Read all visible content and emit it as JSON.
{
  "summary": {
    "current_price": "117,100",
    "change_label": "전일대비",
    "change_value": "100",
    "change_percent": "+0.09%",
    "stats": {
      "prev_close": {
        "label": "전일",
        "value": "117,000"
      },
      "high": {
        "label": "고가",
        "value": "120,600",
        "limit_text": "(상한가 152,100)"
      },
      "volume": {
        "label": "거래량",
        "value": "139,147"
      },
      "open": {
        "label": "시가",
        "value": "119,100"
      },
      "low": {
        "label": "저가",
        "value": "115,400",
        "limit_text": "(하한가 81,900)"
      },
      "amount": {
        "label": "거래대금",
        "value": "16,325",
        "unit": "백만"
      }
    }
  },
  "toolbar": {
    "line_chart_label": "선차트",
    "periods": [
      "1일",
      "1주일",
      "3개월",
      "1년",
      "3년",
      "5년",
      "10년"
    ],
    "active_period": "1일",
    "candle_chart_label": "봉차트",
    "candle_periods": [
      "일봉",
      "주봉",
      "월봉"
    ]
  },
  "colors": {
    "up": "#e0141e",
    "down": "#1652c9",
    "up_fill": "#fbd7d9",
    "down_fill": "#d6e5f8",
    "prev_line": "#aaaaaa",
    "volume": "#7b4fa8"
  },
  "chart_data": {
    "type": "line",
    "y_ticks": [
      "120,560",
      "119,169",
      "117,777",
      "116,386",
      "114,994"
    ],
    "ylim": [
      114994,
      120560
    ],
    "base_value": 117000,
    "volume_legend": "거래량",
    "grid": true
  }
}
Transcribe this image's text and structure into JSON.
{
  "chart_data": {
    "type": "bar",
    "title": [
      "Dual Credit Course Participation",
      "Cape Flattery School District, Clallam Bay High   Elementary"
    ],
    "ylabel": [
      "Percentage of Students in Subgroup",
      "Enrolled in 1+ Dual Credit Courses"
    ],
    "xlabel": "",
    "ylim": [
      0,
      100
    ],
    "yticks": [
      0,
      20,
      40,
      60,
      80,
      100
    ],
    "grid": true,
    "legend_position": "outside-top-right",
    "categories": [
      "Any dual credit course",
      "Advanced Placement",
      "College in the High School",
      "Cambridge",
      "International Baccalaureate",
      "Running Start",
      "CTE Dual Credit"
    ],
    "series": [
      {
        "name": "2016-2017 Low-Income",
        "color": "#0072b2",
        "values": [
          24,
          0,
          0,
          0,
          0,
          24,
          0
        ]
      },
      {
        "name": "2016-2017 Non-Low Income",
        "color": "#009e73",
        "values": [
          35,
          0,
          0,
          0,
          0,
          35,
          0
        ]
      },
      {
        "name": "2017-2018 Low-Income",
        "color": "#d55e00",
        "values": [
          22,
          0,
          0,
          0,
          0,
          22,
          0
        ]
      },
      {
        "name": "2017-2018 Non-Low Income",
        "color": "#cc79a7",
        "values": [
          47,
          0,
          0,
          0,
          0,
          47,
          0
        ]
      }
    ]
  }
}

● Exercise
Write out the data again, exactly and in full.

● The reply
Read all visible content and emit it as JSON.
{
  "summary": {
    "current_price": "117,100",
    "change_label": "전일대비",
    "change_value": "100",
    "change_percent": "+0.09%",
    "stats": {
      "prev_close": {
        "label": "전일",
        "value": "117,000"
      },
      "high": {
        "label": "고가",
        "value": "120,600",
        "limit_text": "(상한가 152,100)"
      },
      "volume": {
        "label": "거래량",
        "value": "139,147"
      },
      "open": {
        "label": "시가",
        "value": "119,100"
      },
      "low": {
        "label": "저가",
        "value": "115,400",
        "limit_text": "(하한가 81,900)"
      },
      "amount": {
        "label": "거래대금",
        "value": "16,325",
        "unit": "백만"
      }
    }
  },
  "toolbar": {
    "line_chart_label": "선차트",
    "periods": [
      "1일",
      "1주일",
      "3개월",
      "1년",
      "3년",
      "5년",
      "10년"
    ],
    "active_period": "1일",
    "candle_chart_label": "봉차트",
    "candle_periods": [
      "일봉",
      "주봉",
      "월봉"
    ]
  },
  "colors": {
    "up": "#e0141e",
    "down": "#1652c9",
    "up_fill": "#fbd7d9",
    "down_fill": "#d6e5f8",
    "prev_line": "#aaaaaa",
    "volume": "#7b4fa8"
  },
  "chart_data": {
    "type": "line",
    "y_ticks": [
      "120,560",
      "119,169",
      "117,777",
      "116,386",
      "114,994"
    ],
    "ylim": [
      114994,
      120560
    ],
    "base_value": 117000,
    "volume_legend": "거래량",
    "grid": true
  }
}
Transcribe this image's text and structure into JSON.
{
  "chart_data": {
    "type": "bar",
    "title": [
      "Dual Credit Course Participation",
      "Cape Flattery School District, Clallam Bay High   Elementary"
    ],
    "ylabel": [
      "Percentage of Students in Subgroup",
      "Enrolled in 1+ Dual Credit Courses"
    ],
    "xlabel": "",
    "ylim": [
      0,
      100
    ],
    "yticks": [
      0,
      20,
      40,
      60,
      80,
      100
    ],
    "grid": true,
    "legend_position": "outside-top-right",
    "categories": [
      "Any dual credit course",
      "Advanced Placement",
      "College in the High School",
      "Cambridge",
      "International Baccalaureate",
      "Running Start",
      "CTE Dual Credit"
    ],
    "series": [
      {
        "name": "2016-2017 Low-Income",
        "color": "#0072b2",
        "values": [
          24,
          0,
          0,
          0,
          0,
          24,
          0
        ]
      },
      {
        "name": "2016-2017 Non-Low Income",
        "color": "#009e73",
        "values": [
          35,
          0,
          0,
          0,
          0,
          35,
          0
        ]
      },
      {
        "name": "2017-2018 Low-Income",
        "color": "#d55e00",
        "values": [
          22,
          0,
          0,
          0,
          0,
          22,
          0
        ]
      },
      {
        "name": "2017-2018 Non-Low Income",
        "color": "#cc79a7",
        "values": [
          47,
          0,
          0,
          0,
          0,
          47,
          0
        ]
      }
    ]
  }
}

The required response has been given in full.